**Entries shown**
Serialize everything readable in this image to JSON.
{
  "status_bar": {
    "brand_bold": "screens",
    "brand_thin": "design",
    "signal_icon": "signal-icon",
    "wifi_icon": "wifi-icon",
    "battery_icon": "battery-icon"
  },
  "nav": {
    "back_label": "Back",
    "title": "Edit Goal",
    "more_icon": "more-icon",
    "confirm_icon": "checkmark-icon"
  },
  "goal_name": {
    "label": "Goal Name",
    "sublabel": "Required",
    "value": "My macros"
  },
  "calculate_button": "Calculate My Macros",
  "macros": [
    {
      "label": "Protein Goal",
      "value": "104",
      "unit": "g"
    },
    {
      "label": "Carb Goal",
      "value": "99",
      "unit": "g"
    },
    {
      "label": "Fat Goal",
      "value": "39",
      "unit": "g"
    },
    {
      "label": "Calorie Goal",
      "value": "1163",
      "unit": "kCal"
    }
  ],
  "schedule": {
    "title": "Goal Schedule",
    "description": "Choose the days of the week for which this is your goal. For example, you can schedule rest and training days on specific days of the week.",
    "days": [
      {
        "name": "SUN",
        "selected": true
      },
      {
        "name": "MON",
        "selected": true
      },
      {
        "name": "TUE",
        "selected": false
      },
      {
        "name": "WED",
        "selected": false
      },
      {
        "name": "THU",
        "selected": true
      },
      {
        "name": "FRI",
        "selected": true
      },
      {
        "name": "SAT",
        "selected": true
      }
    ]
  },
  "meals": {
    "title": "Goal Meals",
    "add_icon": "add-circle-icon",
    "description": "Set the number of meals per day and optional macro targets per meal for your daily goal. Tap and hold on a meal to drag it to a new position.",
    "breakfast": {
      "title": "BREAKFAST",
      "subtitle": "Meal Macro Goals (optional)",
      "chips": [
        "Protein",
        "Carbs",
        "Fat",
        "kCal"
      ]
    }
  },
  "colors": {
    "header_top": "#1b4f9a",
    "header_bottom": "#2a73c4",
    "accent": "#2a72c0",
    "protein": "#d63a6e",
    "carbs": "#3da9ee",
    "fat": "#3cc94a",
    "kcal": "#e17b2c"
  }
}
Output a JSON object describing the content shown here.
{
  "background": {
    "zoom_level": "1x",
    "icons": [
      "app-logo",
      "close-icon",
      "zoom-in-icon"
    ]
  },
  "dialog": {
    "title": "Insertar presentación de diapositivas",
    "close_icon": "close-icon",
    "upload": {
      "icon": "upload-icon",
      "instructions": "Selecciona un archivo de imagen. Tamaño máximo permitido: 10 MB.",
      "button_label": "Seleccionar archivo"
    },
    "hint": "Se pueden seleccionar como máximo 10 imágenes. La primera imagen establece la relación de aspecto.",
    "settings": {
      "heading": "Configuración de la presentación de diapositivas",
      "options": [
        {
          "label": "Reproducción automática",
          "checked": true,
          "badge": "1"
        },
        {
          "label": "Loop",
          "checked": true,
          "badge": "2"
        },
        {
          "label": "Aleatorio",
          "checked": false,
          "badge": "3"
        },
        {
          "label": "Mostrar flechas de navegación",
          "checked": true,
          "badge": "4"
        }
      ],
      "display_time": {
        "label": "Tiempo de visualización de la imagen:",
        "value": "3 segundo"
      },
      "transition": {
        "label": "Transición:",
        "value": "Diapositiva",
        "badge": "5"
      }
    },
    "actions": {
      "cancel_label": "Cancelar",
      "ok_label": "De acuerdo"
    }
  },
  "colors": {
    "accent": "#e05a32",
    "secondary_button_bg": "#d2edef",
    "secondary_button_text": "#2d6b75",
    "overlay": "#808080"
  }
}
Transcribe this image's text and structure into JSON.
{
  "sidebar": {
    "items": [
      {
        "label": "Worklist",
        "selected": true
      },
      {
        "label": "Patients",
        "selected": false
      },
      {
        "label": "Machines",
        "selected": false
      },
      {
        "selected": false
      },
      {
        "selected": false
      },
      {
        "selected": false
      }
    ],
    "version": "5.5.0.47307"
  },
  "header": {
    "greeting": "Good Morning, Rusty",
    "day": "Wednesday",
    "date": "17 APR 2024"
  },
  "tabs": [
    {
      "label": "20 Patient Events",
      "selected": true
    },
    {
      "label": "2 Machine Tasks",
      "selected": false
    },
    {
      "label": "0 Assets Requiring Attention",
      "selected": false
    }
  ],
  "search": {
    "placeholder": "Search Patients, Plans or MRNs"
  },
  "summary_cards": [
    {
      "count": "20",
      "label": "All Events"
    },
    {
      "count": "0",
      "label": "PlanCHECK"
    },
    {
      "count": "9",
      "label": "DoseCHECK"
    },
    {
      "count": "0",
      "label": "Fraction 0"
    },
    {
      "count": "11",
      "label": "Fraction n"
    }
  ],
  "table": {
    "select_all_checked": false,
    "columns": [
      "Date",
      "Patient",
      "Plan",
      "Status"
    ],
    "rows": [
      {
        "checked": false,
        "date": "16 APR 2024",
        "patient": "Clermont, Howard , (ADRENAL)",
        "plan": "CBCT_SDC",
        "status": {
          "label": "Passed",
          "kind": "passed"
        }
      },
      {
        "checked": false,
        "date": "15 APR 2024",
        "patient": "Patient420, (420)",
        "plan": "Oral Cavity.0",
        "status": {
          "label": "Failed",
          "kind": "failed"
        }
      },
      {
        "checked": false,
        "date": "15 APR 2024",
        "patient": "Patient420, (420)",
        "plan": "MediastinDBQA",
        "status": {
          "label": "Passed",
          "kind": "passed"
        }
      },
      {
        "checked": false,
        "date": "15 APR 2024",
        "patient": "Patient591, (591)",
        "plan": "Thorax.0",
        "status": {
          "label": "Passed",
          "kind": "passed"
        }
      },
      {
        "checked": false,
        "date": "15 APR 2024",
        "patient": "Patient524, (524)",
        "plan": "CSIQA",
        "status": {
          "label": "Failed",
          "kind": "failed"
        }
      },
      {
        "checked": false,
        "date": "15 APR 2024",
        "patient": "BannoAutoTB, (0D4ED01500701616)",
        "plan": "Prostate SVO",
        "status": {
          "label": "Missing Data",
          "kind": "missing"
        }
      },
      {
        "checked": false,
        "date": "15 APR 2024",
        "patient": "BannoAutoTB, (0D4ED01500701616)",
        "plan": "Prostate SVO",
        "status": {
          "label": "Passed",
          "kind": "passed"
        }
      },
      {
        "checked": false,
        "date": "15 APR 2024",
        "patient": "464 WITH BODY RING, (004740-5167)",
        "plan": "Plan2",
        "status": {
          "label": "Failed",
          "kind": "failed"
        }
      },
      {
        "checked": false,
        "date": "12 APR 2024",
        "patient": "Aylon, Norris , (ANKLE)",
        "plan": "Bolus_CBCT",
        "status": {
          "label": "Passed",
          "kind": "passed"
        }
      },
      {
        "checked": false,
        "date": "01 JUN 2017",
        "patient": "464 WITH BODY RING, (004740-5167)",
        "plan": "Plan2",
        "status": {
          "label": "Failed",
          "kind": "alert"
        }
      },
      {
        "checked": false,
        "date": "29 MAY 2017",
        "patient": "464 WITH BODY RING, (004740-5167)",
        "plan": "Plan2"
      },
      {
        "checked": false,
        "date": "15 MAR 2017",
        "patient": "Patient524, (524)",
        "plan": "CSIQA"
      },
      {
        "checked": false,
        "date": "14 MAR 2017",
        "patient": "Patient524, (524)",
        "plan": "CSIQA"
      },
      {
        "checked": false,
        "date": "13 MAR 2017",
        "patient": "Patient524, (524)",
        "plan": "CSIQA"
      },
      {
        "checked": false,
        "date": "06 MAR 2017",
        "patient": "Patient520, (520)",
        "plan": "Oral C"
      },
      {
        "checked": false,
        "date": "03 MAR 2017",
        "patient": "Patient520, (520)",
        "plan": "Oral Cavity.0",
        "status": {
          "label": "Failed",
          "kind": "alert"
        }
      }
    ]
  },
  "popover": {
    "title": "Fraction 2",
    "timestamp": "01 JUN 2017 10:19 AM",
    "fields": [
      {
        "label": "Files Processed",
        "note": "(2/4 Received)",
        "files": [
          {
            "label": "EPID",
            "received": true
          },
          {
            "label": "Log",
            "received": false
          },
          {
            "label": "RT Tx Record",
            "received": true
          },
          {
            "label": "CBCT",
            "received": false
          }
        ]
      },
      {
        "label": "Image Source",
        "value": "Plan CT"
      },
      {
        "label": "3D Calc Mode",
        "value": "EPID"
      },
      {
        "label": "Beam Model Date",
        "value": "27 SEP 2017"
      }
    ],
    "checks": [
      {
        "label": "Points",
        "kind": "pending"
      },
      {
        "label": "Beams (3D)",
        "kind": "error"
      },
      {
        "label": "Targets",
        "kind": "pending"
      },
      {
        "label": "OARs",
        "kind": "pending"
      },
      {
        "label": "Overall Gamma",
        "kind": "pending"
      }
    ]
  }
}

**Activity**
Filter the records down to the lines that contain the string "diapositivas", and copy those lines.

**Your response**
    "title": "Insertar presentación de diapositivas",
      "heading": "Configuración de la presentación de diapositivas",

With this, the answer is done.